_Exercise aim_: Transcribe all of the material exactly, except for its pictures.

Records from a data source
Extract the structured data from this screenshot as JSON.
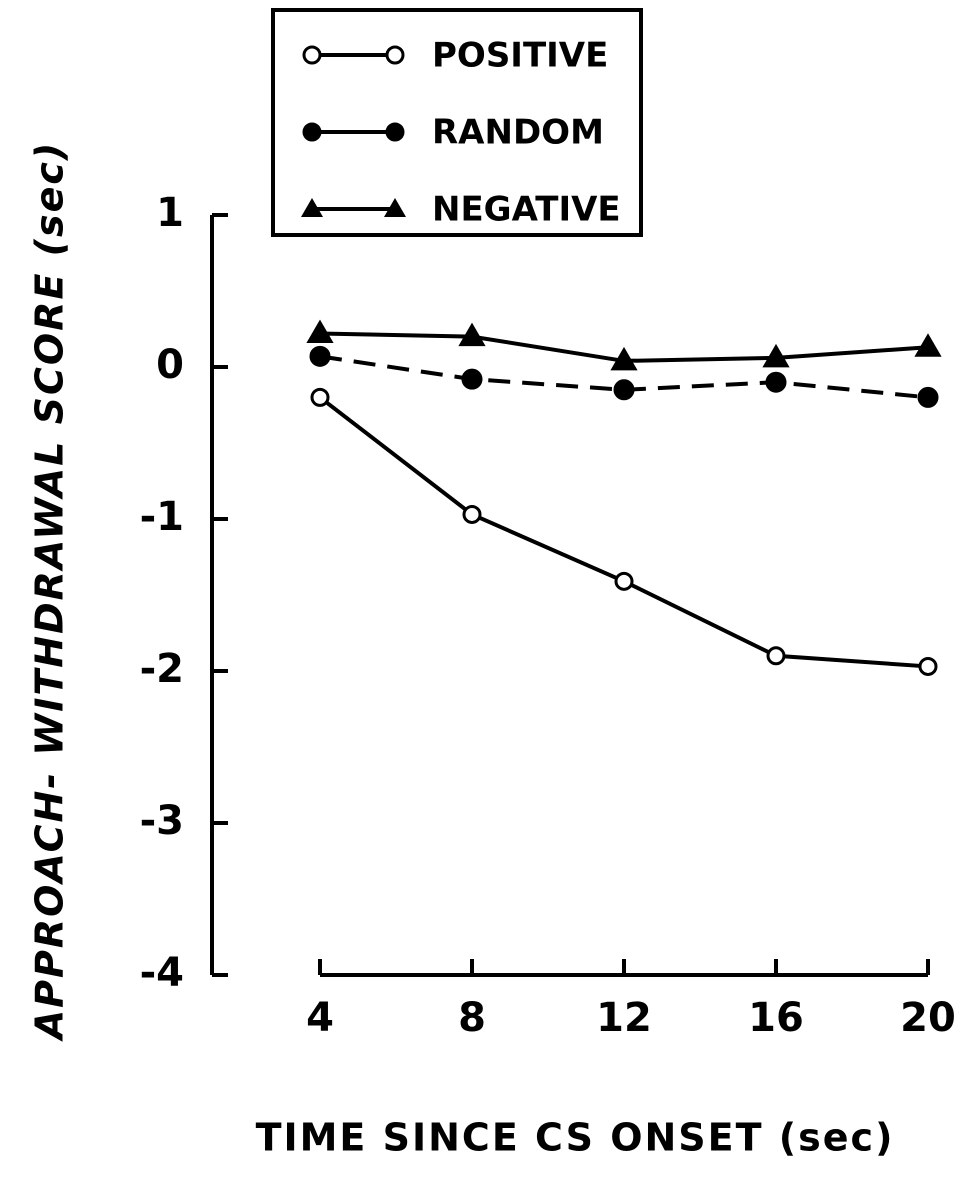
{
  "chart_data": {
    "type": "line",
    "xlabel": "TIME SINCE CS ONSET (sec)",
    "ylabel": "APPROACH- WITHDRAWAL SCORE (sec)",
    "x": [
      4,
      8,
      12,
      16,
      20
    ],
    "xlim": [
      4,
      20
    ],
    "xticks": [
      4,
      8,
      12,
      16,
      20
    ],
    "ylim": [
      -4,
      1
    ],
    "yticks": [
      1,
      0,
      -1,
      -2,
      -3,
      -4
    ],
    "series": [
      {
        "name": "POSITIVE",
        "color": "#000000",
        "marker": "open-circle",
        "linestyle": "solid",
        "values": [
          -0.2,
          -0.97,
          -1.41,
          -1.9,
          -1.97
        ]
      },
      {
        "name": "RANDOM",
        "color": "#000000",
        "marker": "circle",
        "linestyle": "dashed",
        "values": [
          0.07,
          -0.08,
          -0.15,
          -0.1,
          -0.2
        ]
      },
      {
        "name": "NEGATIVE",
        "color": "#000000",
        "marker": "triangle",
        "linestyle": "solid",
        "values": [
          0.22,
          0.2,
          0.04,
          0.06,
          0.13
        ]
      }
    ]
  }
}
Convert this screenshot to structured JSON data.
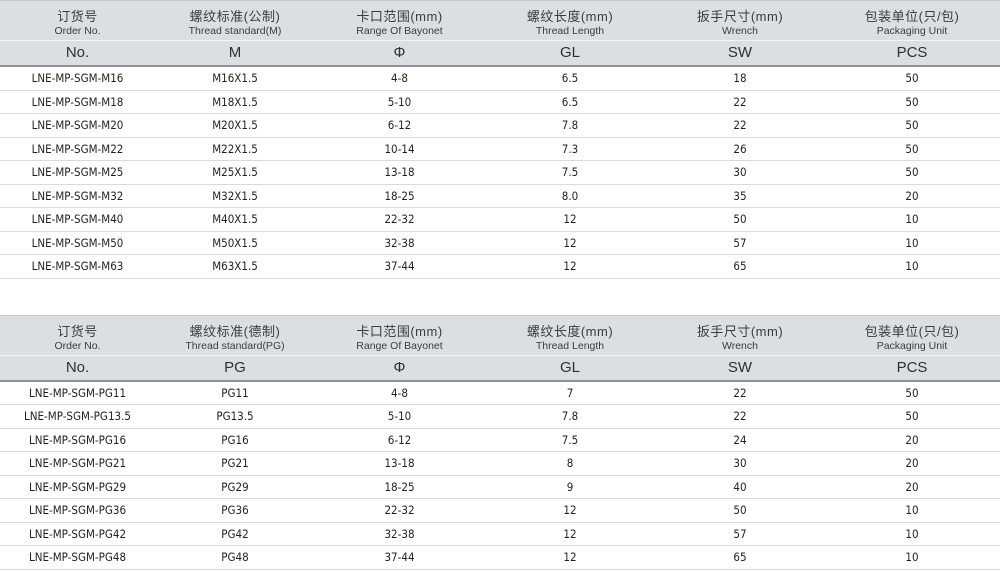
{
  "colors": {
    "header_bg": "#dcdfe1",
    "header_bottom_line": "#8d9294",
    "row_line": "#d8dadb"
  },
  "tables": [
    {
      "name": "metric-thread-table",
      "columns": [
        {
          "cn": "订货号",
          "en": "Order No.",
          "code": "No."
        },
        {
          "cn": "螺纹标准(公制)",
          "en": "Thread standard(M)",
          "code": "M"
        },
        {
          "cn": "卡口范围(mm)",
          "en": "Range Of Bayonet",
          "code": "Φ"
        },
        {
          "cn": "螺纹长度(mm)",
          "en": "Thread Length",
          "code": "GL"
        },
        {
          "cn": "扳手尺寸(mm)",
          "en": "Wrench",
          "code": "SW"
        },
        {
          "cn": "包装单位(只/包)",
          "en": "Packaging Unit",
          "code": "PCS"
        }
      ],
      "rows": [
        [
          "LNE-MP-SGM-M16",
          "M16X1.5",
          "4-8",
          "6.5",
          "18",
          "50"
        ],
        [
          "LNE-MP-SGM-M18",
          "M18X1.5",
          "5-10",
          "6.5",
          "22",
          "50"
        ],
        [
          "LNE-MP-SGM-M20",
          "M20X1.5",
          "6-12",
          "7.8",
          "22",
          "50"
        ],
        [
          "LNE-MP-SGM-M22",
          "M22X1.5",
          "10-14",
          "7.3",
          "26",
          "50"
        ],
        [
          "LNE-MP-SGM-M25",
          "M25X1.5",
          "13-18",
          "7.5",
          "30",
          "50"
        ],
        [
          "LNE-MP-SGM-M32",
          "M32X1.5",
          "18-25",
          "8.0",
          "35",
          "20"
        ],
        [
          "LNE-MP-SGM-M40",
          "M40X1.5",
          "22-32",
          "12",
          "50",
          "10"
        ],
        [
          "LNE-MP-SGM-M50",
          "M50X1.5",
          "32-38",
          "12",
          "57",
          "10"
        ],
        [
          "LNE-MP-SGM-M63",
          "M63X1.5",
          "37-44",
          "12",
          "65",
          "10"
        ]
      ]
    },
    {
      "name": "pg-thread-table",
      "columns": [
        {
          "cn": "订货号",
          "en": "Order No.",
          "code": "No."
        },
        {
          "cn": "螺纹标准(德制)",
          "en": "Thread standard(PG)",
          "code": "PG"
        },
        {
          "cn": "卡口范围(mm)",
          "en": "Range Of Bayonet",
          "code": "Φ"
        },
        {
          "cn": "螺纹长度(mm)",
          "en": "Thread Length",
          "code": "GL"
        },
        {
          "cn": "扳手尺寸(mm)",
          "en": "Wrench",
          "code": "SW"
        },
        {
          "cn": "包装单位(只/包)",
          "en": "Packaging Unit",
          "code": "PCS"
        }
      ],
      "rows": [
        [
          "LNE-MP-SGM-PG11",
          "PG11",
          "4-8",
          "7",
          "22",
          "50"
        ],
        [
          "LNE-MP-SGM-PG13.5",
          "PG13.5",
          "5-10",
          "7.8",
          "22",
          "50"
        ],
        [
          "LNE-MP-SGM-PG16",
          "PG16",
          "6-12",
          "7.5",
          "24",
          "20"
        ],
        [
          "LNE-MP-SGM-PG21",
          "PG21",
          "13-18",
          "8",
          "30",
          "20"
        ],
        [
          "LNE-MP-SGM-PG29",
          "PG29",
          "18-25",
          "9",
          "40",
          "20"
        ],
        [
          "LNE-MP-SGM-PG36",
          "PG36",
          "22-32",
          "12",
          "50",
          "10"
        ],
        [
          "LNE-MP-SGM-PG42",
          "PG42",
          "32-38",
          "12",
          "57",
          "10"
        ],
        [
          "LNE-MP-SGM-PG48",
          "PG48",
          "37-44",
          "12",
          "65",
          "10"
        ]
      ]
    }
  ]
}
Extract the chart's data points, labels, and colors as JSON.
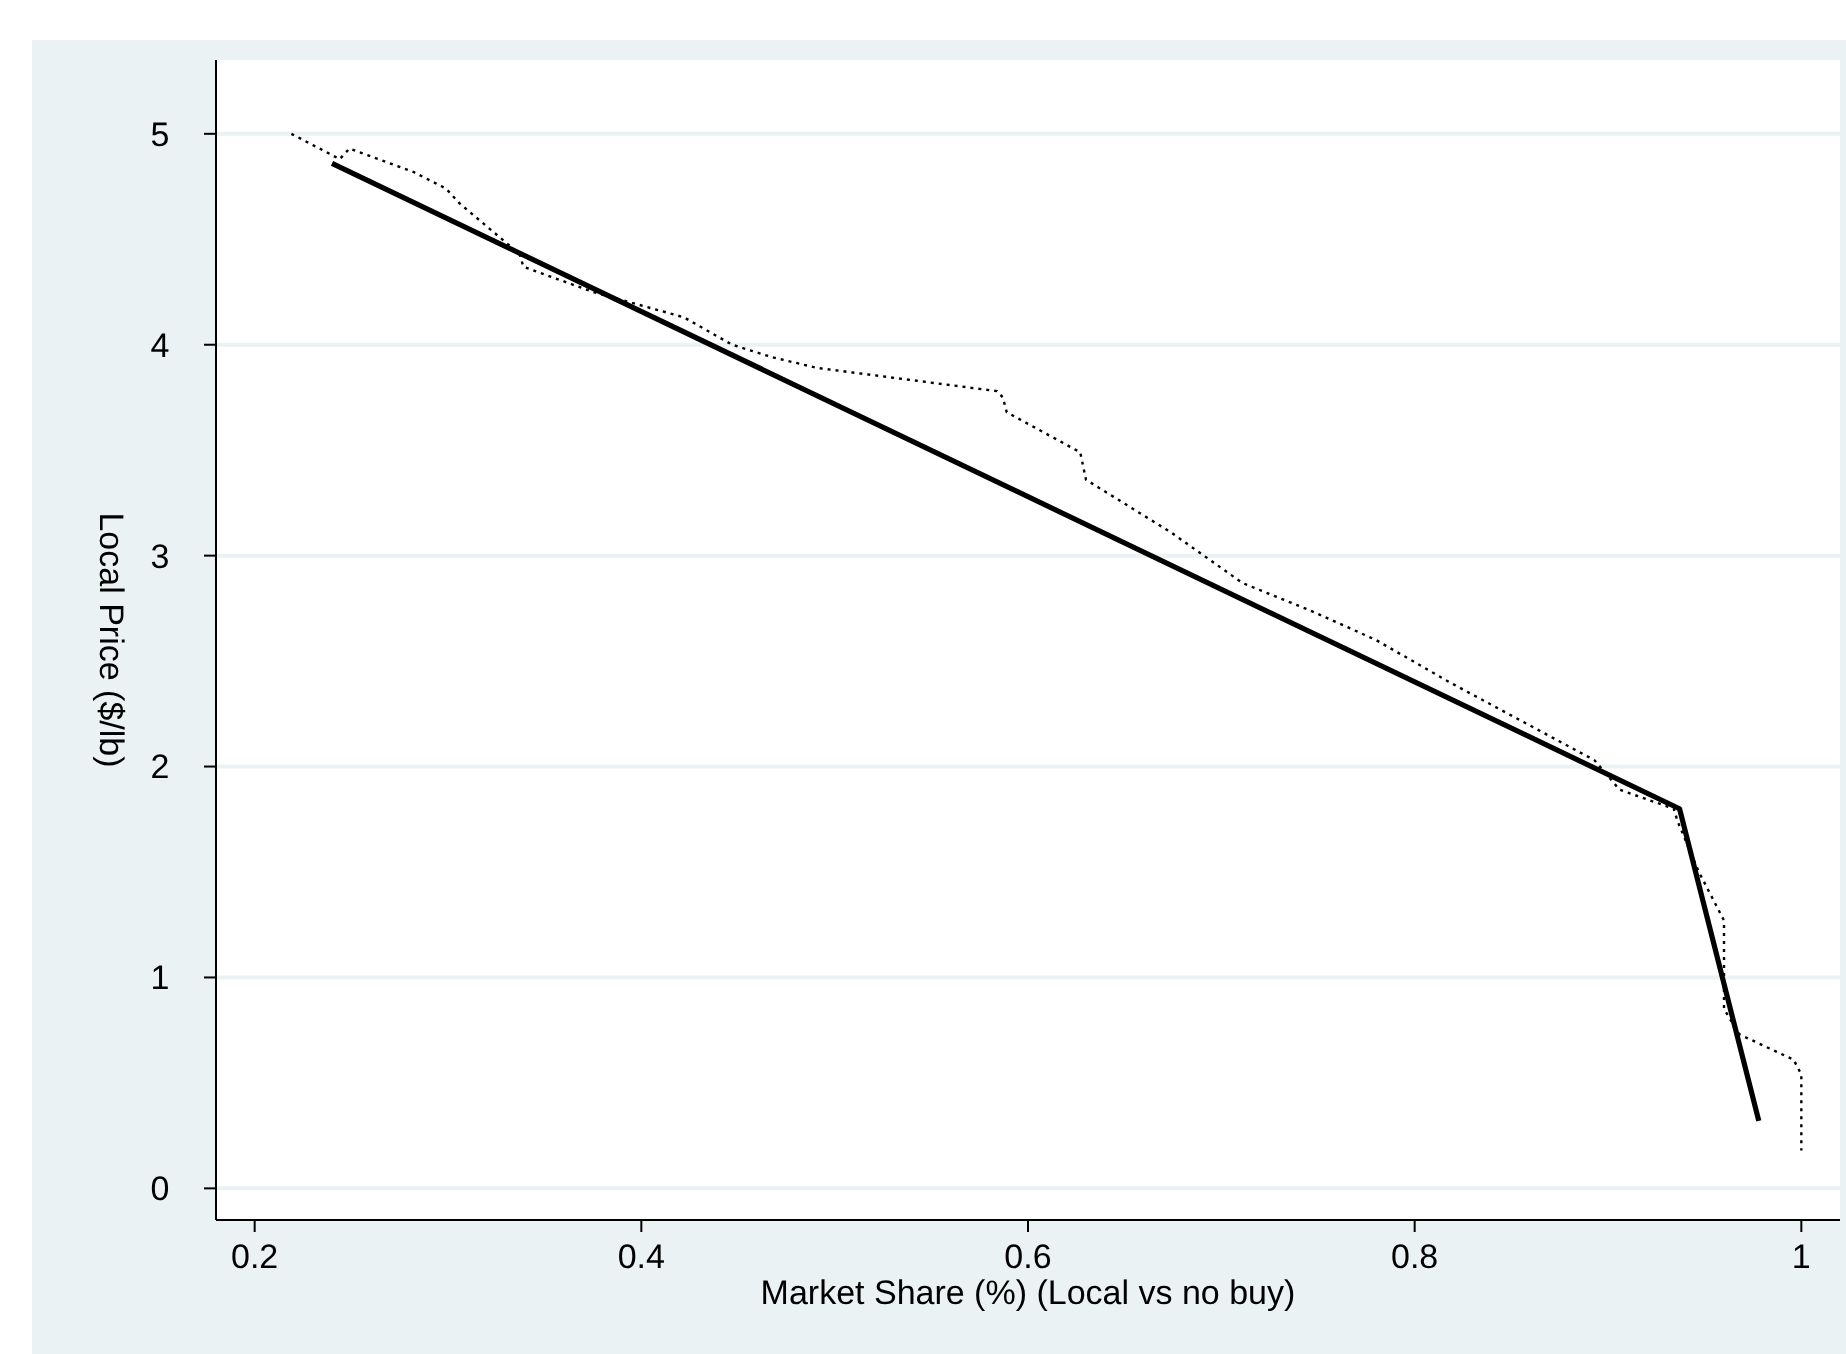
{
  "chart_data": {
    "type": "line",
    "xlabel": "Market Share (%) (Local vs no buy)",
    "ylabel": "Local Price ($/lb)",
    "xlim": [
      0.18,
      1.02
    ],
    "xticks": [
      0.2,
      0.4,
      0.6,
      0.8,
      1
    ],
    "ylim": [
      -0.15,
      5.35
    ],
    "yticks": [
      0,
      1,
      2,
      3,
      4,
      5
    ],
    "grid": "y",
    "marker": "none",
    "series": [
      {
        "color": "#000000",
        "line_style": "dotted",
        "x": [
          0.219,
          0.244,
          0.249,
          0.282,
          0.299,
          0.306,
          0.337,
          0.339,
          0.375,
          0.422,
          0.447,
          0.468,
          0.491,
          0.584,
          0.587,
          0.589,
          0.627,
          0.63,
          0.674,
          0.711,
          0.746,
          0.78,
          0.818,
          0.893,
          0.906,
          0.934,
          0.936,
          0.947,
          0.96,
          0.96,
          0.96,
          0.968,
          0.996,
          1,
          1
        ],
        "values": [
          5,
          4.88,
          4.93,
          4.82,
          4.74,
          4.67,
          4.43,
          4.37,
          4.25,
          4.13,
          4,
          3.94,
          3.89,
          3.78,
          3.75,
          3.68,
          3.49,
          3.36,
          3.11,
          2.87,
          2.74,
          2.6,
          2.4,
          2.03,
          1.89,
          1.8,
          1.74,
          1.5,
          1.27,
          1.08,
          0.85,
          0.73,
          0.61,
          0.54,
          0.18
        ]
      },
      {
        "color": "#000000",
        "line_style": "solid",
        "x": [
          0.24,
          0.937,
          0.978
        ],
        "values": [
          4.86,
          1.8,
          0.32
        ]
      }
    ]
  }
}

_Solution_:
Extract the structured data from this screenshot as JSON.
{
  "chart_data": {
    "type": "line",
    "xlabel": "TIME SINCE CS ONSET (sec)",
    "ylabel": "APPROACH- WITHDRAWAL SCORE (sec)",
    "x": [
      4,
      8,
      12,
      16,
      20
    ],
    "xlim": [
      4,
      20
    ],
    "xticks": [
      4,
      8,
      12,
      16,
      20
    ],
    "ylim": [
      -4,
      1
    ],
    "yticks": [
      1,
      0,
      -1,
      -2,
      -3,
      -4
    ],
    "series": [
      {
        "name": "POSITIVE",
        "color": "#000000",
        "marker": "open-circle",
        "linestyle": "solid",
        "values": [
          -0.2,
          -0.97,
          -1.41,
          -1.9,
          -1.97
        ]
      },
      {
        "name": "RANDOM",
        "color": "#000000",
        "marker": "circle",
        "linestyle": "dashed",
        "values": [
          0.07,
          -0.08,
          -0.15,
          -0.1,
          -0.2
        ]
      },
      {
        "name": "NEGATIVE",
        "color": "#000000",
        "marker": "triangle",
        "linestyle": "solid",
        "values": [
          0.22,
          0.2,
          0.04,
          0.06,
          0.13
        ]
      }
    ]
  }
}
Convert this screenshot to structured JSON data.
{
  "colors": {
    "header_bg": "#dcdfe1",
    "header_bottom_line": "#8d9294",
    "row_line": "#d8dadb"
  },
  "tables": [
    {
      "name": "metric-thread-table",
      "columns": [
        {
          "cn": "订货号",
          "en": "Order No.",
          "code": "No."
        },
        {
          "cn": "螺纹标准(公制)",
          "en": "Thread standard(M)",
          "code": "M"
        },
        {
          "cn": "卡口范围(mm)",
          "en": "Range Of Bayonet",
          "code": "Φ"
        },
        {
          "cn": "螺纹长度(mm)",
          "en": "Thread Length",
          "code": "GL"
        },
        {
          "cn": "扳手尺寸(mm)",
          "en": "Wrench",
          "code": "SW"
        },
        {
          "cn": "包装单位(只/包)",
          "en": "Packaging Unit",
          "code": "PCS"
        }
      ],
      "rows": [
        [
          "LNE-MP-SGM-M16",
          "M16X1.5",
          "4-8",
          "6.5",
          "18",
          "50"
        ],
        [
          "LNE-MP-SGM-M18",
          "M18X1.5",
          "5-10",
          "6.5",
          "22",
          "50"
        ],
        [
          "LNE-MP-SGM-M20",
          "M20X1.5",
          "6-12",
          "7.8",
          "22",
          "50"
        ],
        [
          "LNE-MP-SGM-M22",
          "M22X1.5",
          "10-14",
          "7.3",
          "26",
          "50"
        ],
        [
          "LNE-MP-SGM-M25",
          "M25X1.5",
          "13-18",
          "7.5",
          "30",
          "50"
        ],
        [
          "LNE-MP-SGM-M32",
          "M32X1.5",
          "18-25",
          "8.0",
          "35",
          "20"
        ],
        [
          "LNE-MP-SGM-M40",
          "M40X1.5",
          "22-32",
          "12",
          "50",
          "10"
        ],
        [
          "LNE-MP-SGM-M50",
          "M50X1.5",
          "32-38",
          "12",
          "57",
          "10"
        ],
        [
          "LNE-MP-SGM-M63",
          "M63X1.5",
          "37-44",
          "12",
          "65",
          "10"
        ]
      ]
    },
    {
      "name": "pg-thread-table",
      "columns": [
        {
          "cn": "订货号",
          "en": "Order No.",
          "code": "No."
        },
        {
          "cn": "螺纹标准(德制)",
          "en": "Thread standard(PG)",
          "code": "PG"
        },
        {
          "cn": "卡口范围(mm)",
          "en": "Range Of Bayonet",
          "code": "Φ"
        },
        {
          "cn": "螺纹长度(mm)",
          "en": "Thread Length",
          "code": "GL"
        },
        {
          "cn": "扳手尺寸(mm)",
          "en": "Wrench",
          "code": "SW"
        },
        {
          "cn": "包装单位(只/包)",
          "en": "Packaging Unit",
          "code": "PCS"
        }
      ],
      "rows": [
        [
          "LNE-MP-SGM-PG11",
          "PG11",
          "4-8",
          "7",
          "22",
          "50"
        ],
        [
          "LNE-MP-SGM-PG13.5",
          "PG13.5",
          "5-10",
          "7.8",
          "22",
          "50"
        ],
        [
          "LNE-MP-SGM-PG16",
          "PG16",
          "6-12",
          "7.5",
          "24",
          "20"
        ],
        [
          "LNE-MP-SGM-PG21",
          "PG21",
          "13-18",
          "8",
          "30",
          "20"
        ],
        [
          "LNE-MP-SGM-PG29",
          "PG29",
          "18-25",
          "9",
          "40",
          "20"
        ],
        [
          "LNE-MP-SGM-PG36",
          "PG36",
          "22-32",
          "12",
          "50",
          "10"
        ],
        [
          "LNE-MP-SGM-PG42",
          "PG42",
          "32-38",
          "12",
          "57",
          "10"
        ],
        [
          "LNE-MP-SGM-PG48",
          "PG48",
          "37-44",
          "12",
          "65",
          "10"
        ]
      ]
    }
  ]
}
Extract the chart's data points, labels, and colors as JSON.
{
  "chart_data": {
    "type": "line",
    "xlabel": "Market Share (%) (Local vs no buy)",
    "ylabel": "Local Price ($/lb)",
    "xlim": [
      0.18,
      1.02
    ],
    "xticks": [
      0.2,
      0.4,
      0.6,
      0.8,
      1
    ],
    "ylim": [
      -0.15,
      5.35
    ],
    "yticks": [
      0,
      1,
      2,
      3,
      4,
      5
    ],
    "grid": "y",
    "marker": "none",
    "series": [
      {
        "color": "#000000",
        "line_style": "dotted",
        "x": [
          0.219,
          0.244,
          0.249,
          0.282,
          0.299,
          0.306,
          0.337,
          0.339,
          0.375,
          0.422,
          0.447,
          0.468,
          0.491,
          0.584,
          0.587,
          0.589,
          0.627,
          0.63,
          0.674,
          0.711,
          0.746,
          0.78,
          0.818,
          0.893,
          0.906,
          0.934,
          0.936,
          0.947,
          0.96,
          0.96,
          0.96,
          0.968,
          0.996,
          1,
          1
        ],
        "values": [
          5,
          4.88,
          4.93,
          4.82,
          4.74,
          4.67,
          4.43,
          4.37,
          4.25,
          4.13,
          4,
          3.94,
          3.89,
          3.78,
          3.75,
          3.68,
          3.49,
          3.36,
          3.11,
          2.87,
          2.74,
          2.6,
          2.4,
          2.03,
          1.89,
          1.8,
          1.74,
          1.5,
          1.27,
          1.08,
          0.85,
          0.73,
          0.61,
          0.54,
          0.18
        ]
      },
      {
        "color": "#000000",
        "line_style": "solid",
        "x": [
          0.24,
          0.937,
          0.978
        ],
        "values": [
          4.86,
          1.8,
          0.32
        ]
      }
    ]
  }
}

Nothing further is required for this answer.